Start of Supplied data
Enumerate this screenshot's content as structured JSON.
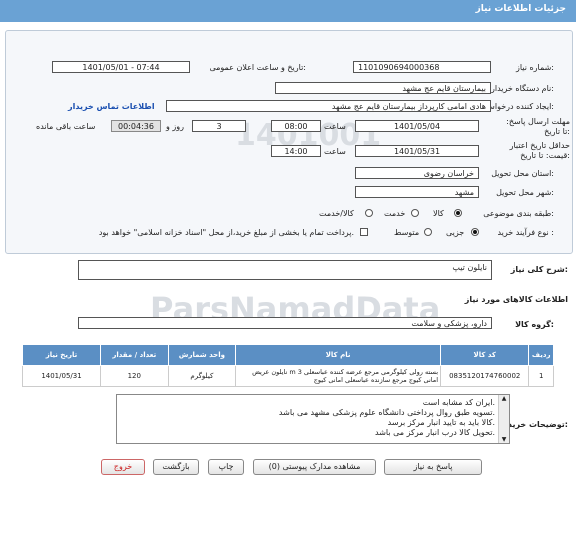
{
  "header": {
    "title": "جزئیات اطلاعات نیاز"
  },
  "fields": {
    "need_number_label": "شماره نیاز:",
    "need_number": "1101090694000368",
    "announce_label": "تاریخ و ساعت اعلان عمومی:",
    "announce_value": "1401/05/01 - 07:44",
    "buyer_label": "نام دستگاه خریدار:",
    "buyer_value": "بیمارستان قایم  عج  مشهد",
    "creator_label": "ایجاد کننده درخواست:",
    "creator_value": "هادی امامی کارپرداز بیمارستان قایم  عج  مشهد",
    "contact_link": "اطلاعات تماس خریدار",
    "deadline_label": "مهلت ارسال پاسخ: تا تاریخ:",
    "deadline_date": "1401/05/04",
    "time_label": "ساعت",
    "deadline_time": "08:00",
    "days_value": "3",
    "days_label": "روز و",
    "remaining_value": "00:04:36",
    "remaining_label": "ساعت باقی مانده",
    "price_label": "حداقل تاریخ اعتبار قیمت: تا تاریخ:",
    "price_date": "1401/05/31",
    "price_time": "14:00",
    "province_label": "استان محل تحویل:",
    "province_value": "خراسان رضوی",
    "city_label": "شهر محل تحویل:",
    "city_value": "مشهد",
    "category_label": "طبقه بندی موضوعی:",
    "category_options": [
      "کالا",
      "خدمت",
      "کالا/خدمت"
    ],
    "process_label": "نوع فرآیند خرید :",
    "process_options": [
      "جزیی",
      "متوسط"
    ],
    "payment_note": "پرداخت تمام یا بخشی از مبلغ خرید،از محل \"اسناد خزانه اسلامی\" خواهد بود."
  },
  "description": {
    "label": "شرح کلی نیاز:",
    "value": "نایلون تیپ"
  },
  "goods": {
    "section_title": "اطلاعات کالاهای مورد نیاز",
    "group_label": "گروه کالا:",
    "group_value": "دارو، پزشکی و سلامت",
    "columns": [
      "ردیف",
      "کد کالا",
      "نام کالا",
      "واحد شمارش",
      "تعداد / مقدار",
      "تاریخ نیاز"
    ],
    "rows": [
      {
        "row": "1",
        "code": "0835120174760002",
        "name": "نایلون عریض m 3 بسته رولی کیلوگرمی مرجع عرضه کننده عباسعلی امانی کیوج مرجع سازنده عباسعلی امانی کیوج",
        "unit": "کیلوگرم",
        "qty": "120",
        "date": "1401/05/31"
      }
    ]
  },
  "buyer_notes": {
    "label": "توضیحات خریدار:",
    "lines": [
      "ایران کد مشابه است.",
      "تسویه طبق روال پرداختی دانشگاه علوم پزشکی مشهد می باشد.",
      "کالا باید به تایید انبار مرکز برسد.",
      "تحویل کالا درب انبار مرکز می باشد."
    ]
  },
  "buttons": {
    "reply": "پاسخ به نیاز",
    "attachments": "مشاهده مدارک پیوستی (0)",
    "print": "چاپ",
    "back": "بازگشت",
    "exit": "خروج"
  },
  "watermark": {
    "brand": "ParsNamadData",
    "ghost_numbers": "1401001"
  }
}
End of Supplied data
Start of Supplied data
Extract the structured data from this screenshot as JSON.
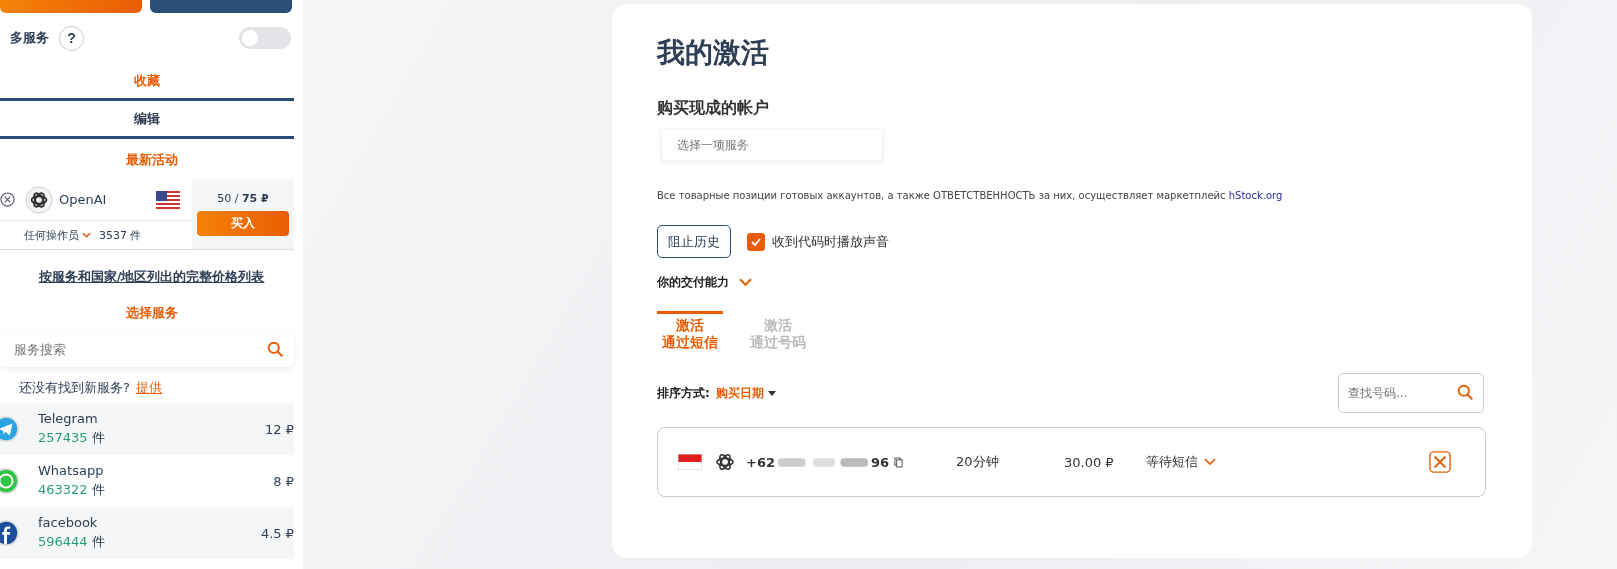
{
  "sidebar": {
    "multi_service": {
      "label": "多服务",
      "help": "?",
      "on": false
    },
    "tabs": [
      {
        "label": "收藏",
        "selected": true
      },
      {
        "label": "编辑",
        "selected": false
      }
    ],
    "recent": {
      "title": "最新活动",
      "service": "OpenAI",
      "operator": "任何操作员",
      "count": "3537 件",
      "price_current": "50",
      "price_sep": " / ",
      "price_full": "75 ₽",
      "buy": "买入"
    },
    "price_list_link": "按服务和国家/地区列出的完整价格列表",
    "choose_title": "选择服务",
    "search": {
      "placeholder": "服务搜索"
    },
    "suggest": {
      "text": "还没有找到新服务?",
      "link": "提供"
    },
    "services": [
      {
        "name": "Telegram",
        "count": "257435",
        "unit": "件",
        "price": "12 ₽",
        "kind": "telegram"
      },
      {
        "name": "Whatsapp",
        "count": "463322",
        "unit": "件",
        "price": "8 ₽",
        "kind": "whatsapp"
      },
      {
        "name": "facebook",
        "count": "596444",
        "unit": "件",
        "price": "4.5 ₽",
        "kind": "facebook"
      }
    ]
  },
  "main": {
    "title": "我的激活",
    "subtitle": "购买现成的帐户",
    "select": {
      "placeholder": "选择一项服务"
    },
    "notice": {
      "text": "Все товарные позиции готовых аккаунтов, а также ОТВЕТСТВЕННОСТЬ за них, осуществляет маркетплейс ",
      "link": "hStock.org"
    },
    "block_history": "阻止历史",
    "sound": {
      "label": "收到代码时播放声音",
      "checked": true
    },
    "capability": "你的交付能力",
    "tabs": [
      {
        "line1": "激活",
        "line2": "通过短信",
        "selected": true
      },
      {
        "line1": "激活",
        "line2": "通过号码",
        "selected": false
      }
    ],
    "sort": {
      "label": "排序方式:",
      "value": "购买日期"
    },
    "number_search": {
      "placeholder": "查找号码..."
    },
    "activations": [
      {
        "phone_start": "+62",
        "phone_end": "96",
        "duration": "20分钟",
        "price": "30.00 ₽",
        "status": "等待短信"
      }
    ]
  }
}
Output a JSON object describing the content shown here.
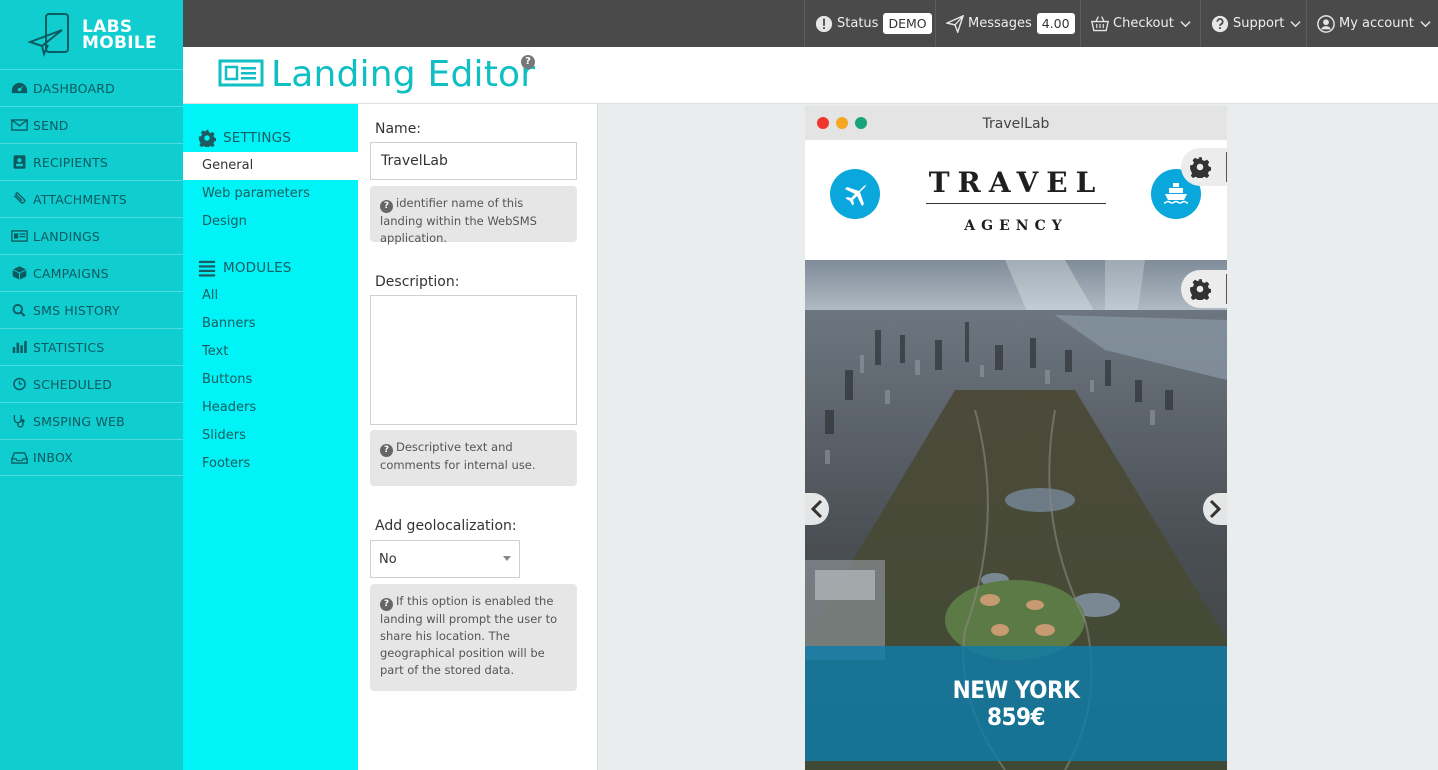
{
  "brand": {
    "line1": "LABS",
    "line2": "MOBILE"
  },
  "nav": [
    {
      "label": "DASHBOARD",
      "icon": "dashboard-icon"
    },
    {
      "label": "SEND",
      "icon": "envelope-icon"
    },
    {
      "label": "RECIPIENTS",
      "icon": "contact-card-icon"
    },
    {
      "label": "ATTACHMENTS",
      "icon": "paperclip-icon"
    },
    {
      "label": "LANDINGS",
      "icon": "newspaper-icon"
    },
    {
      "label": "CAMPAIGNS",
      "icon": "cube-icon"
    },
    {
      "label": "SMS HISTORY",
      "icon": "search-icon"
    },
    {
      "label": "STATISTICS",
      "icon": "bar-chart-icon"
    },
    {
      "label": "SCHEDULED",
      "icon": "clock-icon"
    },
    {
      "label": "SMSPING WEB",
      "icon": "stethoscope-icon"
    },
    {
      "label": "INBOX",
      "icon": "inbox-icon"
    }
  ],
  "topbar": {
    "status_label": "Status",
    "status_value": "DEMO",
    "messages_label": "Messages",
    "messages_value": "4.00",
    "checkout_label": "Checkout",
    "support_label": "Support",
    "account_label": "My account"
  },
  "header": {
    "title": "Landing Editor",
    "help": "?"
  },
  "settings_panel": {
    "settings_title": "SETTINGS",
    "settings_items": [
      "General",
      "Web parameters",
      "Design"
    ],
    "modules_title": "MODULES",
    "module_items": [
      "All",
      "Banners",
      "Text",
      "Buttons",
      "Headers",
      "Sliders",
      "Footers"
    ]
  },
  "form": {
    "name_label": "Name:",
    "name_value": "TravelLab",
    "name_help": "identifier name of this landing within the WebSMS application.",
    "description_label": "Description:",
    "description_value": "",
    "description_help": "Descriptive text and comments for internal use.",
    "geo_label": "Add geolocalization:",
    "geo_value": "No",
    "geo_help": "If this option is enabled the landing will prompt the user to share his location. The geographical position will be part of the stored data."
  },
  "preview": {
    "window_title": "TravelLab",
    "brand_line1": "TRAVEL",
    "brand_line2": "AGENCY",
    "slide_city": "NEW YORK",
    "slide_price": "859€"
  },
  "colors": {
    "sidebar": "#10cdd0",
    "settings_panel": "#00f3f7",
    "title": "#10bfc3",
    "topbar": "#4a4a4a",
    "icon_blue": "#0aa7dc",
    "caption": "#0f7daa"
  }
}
End of Supplied data
Start of Supplied data
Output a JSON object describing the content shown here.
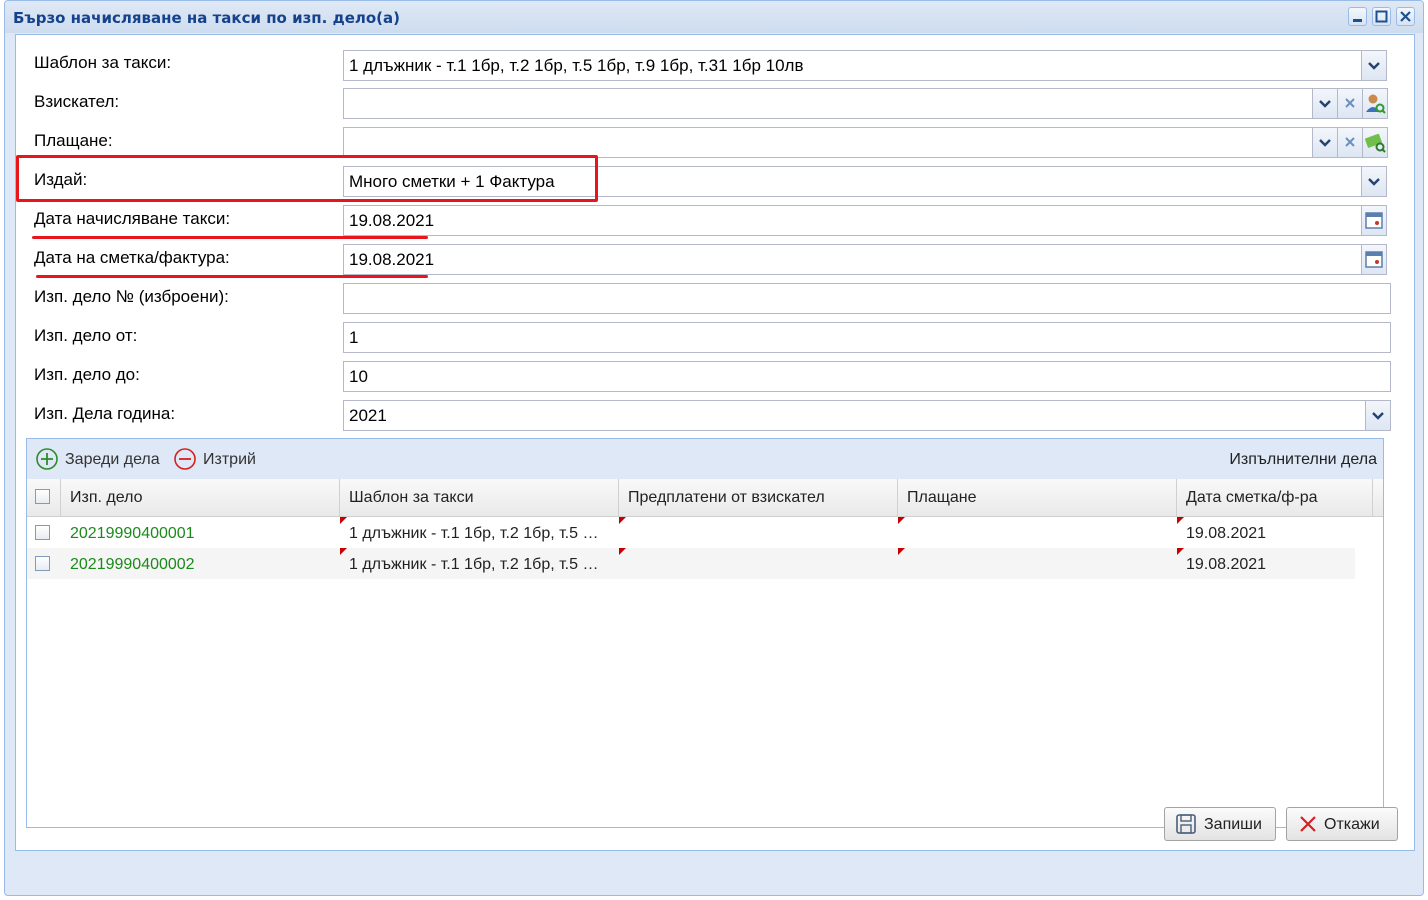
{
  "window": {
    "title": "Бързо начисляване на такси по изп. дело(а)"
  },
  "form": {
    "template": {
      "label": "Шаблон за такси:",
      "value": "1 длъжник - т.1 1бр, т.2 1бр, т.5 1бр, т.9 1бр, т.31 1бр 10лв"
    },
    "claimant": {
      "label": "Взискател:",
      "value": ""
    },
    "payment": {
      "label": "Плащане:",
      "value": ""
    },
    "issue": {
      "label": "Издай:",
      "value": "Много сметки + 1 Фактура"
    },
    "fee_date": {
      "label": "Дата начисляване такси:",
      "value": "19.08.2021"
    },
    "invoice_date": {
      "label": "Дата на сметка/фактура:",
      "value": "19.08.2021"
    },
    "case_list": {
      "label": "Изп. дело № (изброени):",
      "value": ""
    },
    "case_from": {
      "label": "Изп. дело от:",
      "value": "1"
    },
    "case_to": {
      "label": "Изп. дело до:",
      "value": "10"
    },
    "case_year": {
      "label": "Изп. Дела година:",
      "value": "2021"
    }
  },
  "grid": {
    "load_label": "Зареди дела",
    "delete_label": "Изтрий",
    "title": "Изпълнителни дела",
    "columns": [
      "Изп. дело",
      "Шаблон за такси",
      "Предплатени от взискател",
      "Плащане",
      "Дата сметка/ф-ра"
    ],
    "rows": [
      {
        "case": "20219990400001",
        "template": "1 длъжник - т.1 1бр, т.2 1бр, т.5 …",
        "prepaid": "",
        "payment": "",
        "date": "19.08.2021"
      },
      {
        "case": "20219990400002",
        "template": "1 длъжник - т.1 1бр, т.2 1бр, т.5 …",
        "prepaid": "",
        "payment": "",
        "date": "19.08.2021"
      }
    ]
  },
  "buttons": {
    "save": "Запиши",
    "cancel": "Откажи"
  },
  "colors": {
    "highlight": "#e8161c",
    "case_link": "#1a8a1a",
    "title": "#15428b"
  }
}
End of Supplied data
* _Exercise requirements_: Pick out the lines containing the string "JSON".

* _Reply_:
Enumerate this screenshot's content as structured JSON.
Extract the structured data from this screenshot as JSON.
Output a JSON object describing the content shown here.
Output a JSON object describing the content shown here.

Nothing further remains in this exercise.